### To do
Search the data for the word "this" and copy every line where it occurs.

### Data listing
■ ■ ■

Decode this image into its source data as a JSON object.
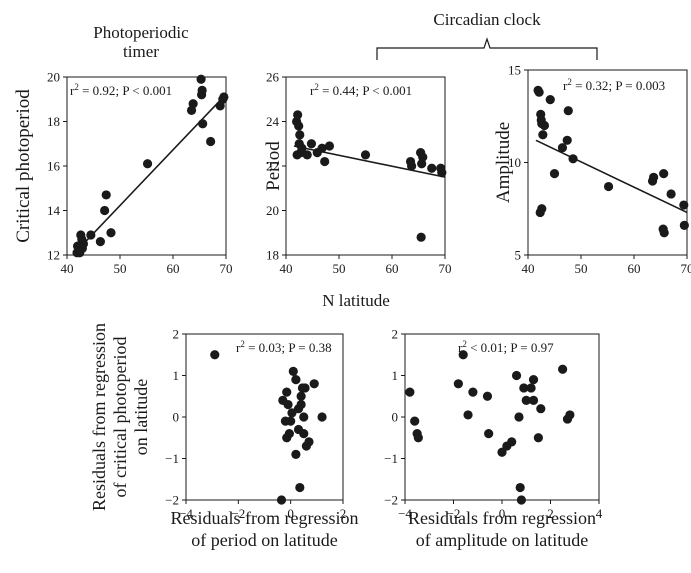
{
  "headers": {
    "timer_line1": "Photoperiodic",
    "timer_line2": "timer",
    "clock": "Circadian clock"
  },
  "shared_xlabel": "N latitude",
  "colors": {
    "ink": "#1a1a1a",
    "background": "#ffffff"
  },
  "chart_data": [
    {
      "type": "scatter",
      "id": "critical",
      "ylabel": "Critical photoperiod",
      "xlim": [
        40,
        70
      ],
      "ylim": [
        12,
        20
      ],
      "xticks": [
        "40",
        "50",
        "60",
        "70"
      ],
      "yticks": [
        "12",
        "14",
        "16",
        "18",
        "20"
      ],
      "stat_r2": "0.92",
      "stat_p": "P < 0.001",
      "regression_line": true,
      "fit": {
        "x": [
          41.5,
          69.5
        ],
        "y": [
          12.1,
          19.1
        ]
      },
      "points": {
        "x": [
          42.0,
          42.2,
          42.4,
          42.6,
          42.9,
          43.1,
          41.9,
          42.8,
          44.5,
          46.3,
          47.1,
          47.4,
          48.3,
          55.2,
          63.5,
          63.8,
          65.3,
          65.5,
          65.6,
          65.4,
          67.1,
          68.9,
          69.4,
          69.6
        ],
        "y": [
          12.4,
          12.2,
          12.1,
          12.9,
          12.3,
          12.5,
          12.1,
          12.7,
          12.9,
          12.6,
          14.0,
          14.7,
          13.0,
          16.1,
          18.5,
          18.8,
          19.9,
          19.4,
          17.9,
          19.2,
          17.1,
          18.7,
          19.0,
          19.1
        ]
      }
    },
    {
      "type": "scatter",
      "id": "period",
      "ylabel": "Period",
      "xlim": [
        40,
        70
      ],
      "ylim": [
        18,
        26
      ],
      "xticks": [
        "40",
        "50",
        "60",
        "70"
      ],
      "yticks": [
        "18",
        "20",
        "22",
        "24",
        "26"
      ],
      "stat_r2": "0.44",
      "stat_p": "P < 0.001",
      "regression_line": true,
      "fit": {
        "x": [
          41.5,
          70
        ],
        "y": [
          22.9,
          21.5
        ]
      },
      "points": {
        "x": [
          42.0,
          42.2,
          42.4,
          42.6,
          42.5,
          42.8,
          42.1,
          43.0,
          44.0,
          44.8,
          45.9,
          46.8,
          47.3,
          48.2,
          55.0,
          63.5,
          63.7,
          65.4,
          65.6,
          65.5,
          65.8,
          67.5,
          69.2,
          69.4
        ],
        "y": [
          24.0,
          24.3,
          23.8,
          23.4,
          23.0,
          22.6,
          22.5,
          22.8,
          22.5,
          23.0,
          22.6,
          22.8,
          22.2,
          22.9,
          22.5,
          22.2,
          22.0,
          22.6,
          22.1,
          18.8,
          22.4,
          21.9,
          21.9,
          21.7
        ]
      }
    },
    {
      "type": "scatter",
      "id": "amplitude",
      "ylabel": "Amplitude",
      "xlim": [
        40,
        70
      ],
      "ylim": [
        5,
        15
      ],
      "xticks": [
        "40",
        "50",
        "60",
        "70"
      ],
      "yticks": [
        "5",
        "10",
        "15"
      ],
      "stat_r2": "0.32",
      "stat_p": "P = 0.003",
      "regression_line": true,
      "fit": {
        "x": [
          41.5,
          70
        ],
        "y": [
          11.2,
          7.3
        ]
      },
      "points": {
        "x": [
          41.9,
          42.1,
          42.4,
          42.5,
          42.6,
          42.8,
          43.1,
          42.3,
          42.6,
          44.2,
          45.0,
          46.5,
          47.4,
          47.6,
          48.5,
          55.2,
          63.5,
          63.7,
          65.6,
          65.7,
          65.5,
          67.0,
          69.4,
          69.5
        ],
        "y": [
          13.9,
          13.8,
          12.6,
          12.3,
          12.1,
          11.5,
          12.0,
          7.3,
          7.5,
          13.4,
          9.4,
          10.8,
          11.2,
          12.8,
          10.2,
          8.7,
          9.0,
          9.2,
          9.4,
          6.2,
          6.4,
          8.3,
          7.7,
          6.6
        ]
      }
    },
    {
      "type": "scatter",
      "id": "resid-period",
      "ylabel_lines": [
        "Residuals from regression",
        "of critical photoperiod",
        "on latitude"
      ],
      "xlabel_lines": [
        "Residuals from regression",
        "of period on latitude"
      ],
      "xlim": [
        -4,
        2
      ],
      "ylim": [
        -2,
        2
      ],
      "xticks": [
        "−4",
        "−2",
        "0",
        "2"
      ],
      "yticks": [
        "−2",
        "−1",
        "0",
        "1",
        "2"
      ],
      "stat_r2": "0.03",
      "stat_p": "P = 0.38",
      "regression_line": false,
      "points": {
        "x": [
          -2.9,
          -0.35,
          0.35,
          0.55,
          0.1,
          0.45,
          0.9,
          0.4,
          0.2,
          0.5,
          -0.3,
          -0.15,
          -0.1,
          0.0,
          0.05,
          0.3,
          1.2,
          0.7,
          -0.05,
          -0.15,
          -0.2,
          0.3,
          0.5,
          0.6,
          0.2,
          0.4
        ],
        "y": [
          1.5,
          -2.0,
          -1.7,
          0.7,
          1.1,
          0.7,
          0.8,
          0.5,
          0.9,
          0.0,
          0.4,
          0.6,
          0.3,
          -0.1,
          0.1,
          0.2,
          0.0,
          -0.6,
          -0.4,
          -0.5,
          -0.1,
          -0.3,
          -0.4,
          -0.7,
          -0.9,
          0.3
        ]
      }
    },
    {
      "type": "scatter",
      "id": "resid-amplitude",
      "ylabel_lines": [],
      "xlabel_lines": [
        "Residuals from regression",
        "of amplitude on latitude"
      ],
      "xlim": [
        -4,
        4
      ],
      "ylim": [
        -2,
        2
      ],
      "xticks": [
        "−4",
        "−2",
        "0",
        "2",
        "4"
      ],
      "yticks": [
        "−2",
        "−1",
        "0",
        "1",
        "2"
      ],
      "stat_r2": "< 0.01",
      "stat_p": "P = 0.97",
      "regression_line": false,
      "points": {
        "x": [
          -3.8,
          -3.6,
          -3.5,
          -3.45,
          -1.8,
          -1.6,
          -1.4,
          -1.2,
          -0.6,
          -0.55,
          0.0,
          0.2,
          0.4,
          0.7,
          0.75,
          0.8,
          0.9,
          1.0,
          1.2,
          1.3,
          1.5,
          1.6,
          2.5,
          2.7,
          2.8,
          1.3,
          0.6
        ],
        "y": [
          0.6,
          -0.1,
          -0.4,
          -0.5,
          0.8,
          1.5,
          0.05,
          0.6,
          0.5,
          -0.4,
          -0.85,
          -0.7,
          -0.6,
          0.0,
          -1.7,
          -2.0,
          0.7,
          0.4,
          0.7,
          0.4,
          -0.5,
          0.2,
          1.15,
          -0.05,
          0.05,
          0.9,
          1.0
        ]
      }
    }
  ]
}
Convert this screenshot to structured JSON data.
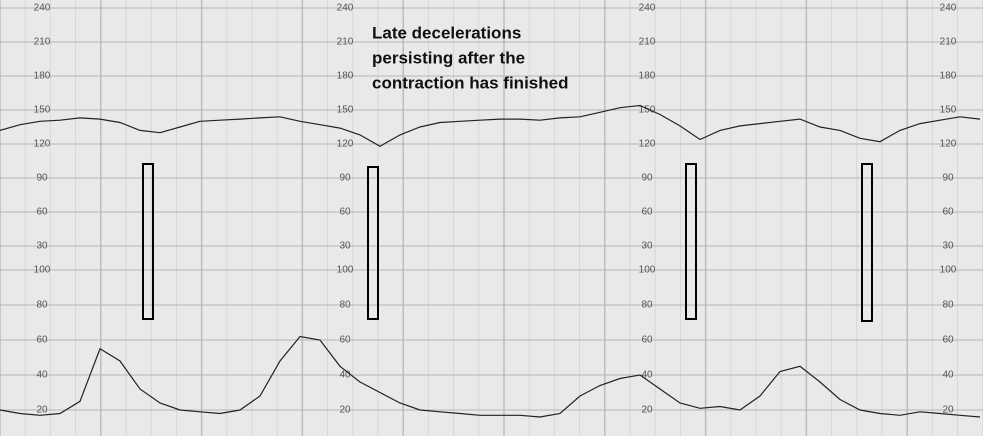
{
  "annotation": [
    "Late decelerations",
    "persisting after the",
    "contraction has finished"
  ],
  "chart_data": [
    {
      "type": "line",
      "color": "#222222",
      "values": [
        132,
        137,
        140,
        141,
        143,
        142,
        139,
        132,
        130,
        135,
        140,
        141,
        142,
        143,
        144,
        140,
        137,
        134,
        128,
        118,
        128,
        135,
        139,
        140,
        141,
        142,
        142,
        141,
        143,
        144,
        148,
        152,
        154,
        146,
        136,
        124,
        132,
        136,
        138,
        140,
        142,
        135,
        132,
        125,
        122,
        132,
        138,
        141,
        144,
        142
      ],
      "ylim": [
        30,
        240
      ],
      "yticks": [
        30,
        60,
        90,
        120,
        150,
        180,
        210,
        240
      ],
      "grid": true
    },
    {
      "type": "line",
      "color": "#222222",
      "values": [
        20,
        18,
        17,
        18,
        25,
        55,
        48,
        32,
        24,
        20,
        19,
        18,
        20,
        28,
        48,
        62,
        60,
        45,
        36,
        30,
        24,
        20,
        19,
        18,
        17,
        17,
        17,
        16,
        18,
        28,
        34,
        38,
        40,
        32,
        24,
        21,
        22,
        20,
        28,
        42,
        45,
        36,
        26,
        20,
        18,
        17,
        19,
        18,
        17,
        16
      ],
      "ylim": [
        10,
        100
      ],
      "yticks": [
        20,
        40,
        60,
        80,
        100
      ],
      "grid": true
    }
  ]
}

■ ■ ■

### Result of the exercise
Decode this image into its source data as a JSON object.
Convert this screenshot to structured JSON data.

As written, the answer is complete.